— Start —
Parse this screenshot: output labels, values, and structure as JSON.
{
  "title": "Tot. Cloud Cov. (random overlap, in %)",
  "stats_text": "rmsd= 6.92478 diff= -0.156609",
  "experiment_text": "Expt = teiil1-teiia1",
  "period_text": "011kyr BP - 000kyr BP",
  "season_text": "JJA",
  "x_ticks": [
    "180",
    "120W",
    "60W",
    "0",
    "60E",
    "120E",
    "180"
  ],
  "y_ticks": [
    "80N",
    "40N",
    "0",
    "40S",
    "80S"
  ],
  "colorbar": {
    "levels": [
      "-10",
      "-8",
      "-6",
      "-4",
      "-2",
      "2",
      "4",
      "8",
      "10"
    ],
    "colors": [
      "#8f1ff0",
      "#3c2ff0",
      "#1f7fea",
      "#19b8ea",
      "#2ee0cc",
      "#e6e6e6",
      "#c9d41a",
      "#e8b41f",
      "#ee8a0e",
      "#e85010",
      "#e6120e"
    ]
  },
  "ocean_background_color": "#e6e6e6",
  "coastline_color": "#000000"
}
— End —
• Exercise objective: Copy out the data shown above without altering anything.

• The result:
Parse this screenshot: output labels, values, and structure as JSON.
{
  "title": "Tot. Cloud Cov. (random overlap, in %)",
  "stats_text": "rmsd= 6.92478 diff= -0.156609",
  "experiment_text": "Expt = teiil1-teiia1",
  "period_text": "011kyr BP - 000kyr BP",
  "season_text": "JJA",
  "x_ticks": [
    "180",
    "120W",
    "60W",
    "0",
    "60E",
    "120E",
    "180"
  ],
  "y_ticks": [
    "80N",
    "40N",
    "0",
    "40S",
    "80S"
  ],
  "colorbar": {
    "levels": [
      "-10",
      "-8",
      "-6",
      "-4",
      "-2",
      "2",
      "4",
      "8",
      "10"
    ],
    "colors": [
      "#8f1ff0",
      "#3c2ff0",
      "#1f7fea",
      "#19b8ea",
      "#2ee0cc",
      "#e6e6e6",
      "#c9d41a",
      "#e8b41f",
      "#ee8a0e",
      "#e85010",
      "#e6120e"
    ]
  },
  "ocean_background_color": "#e6e6e6",
  "coastline_color": "#000000"
}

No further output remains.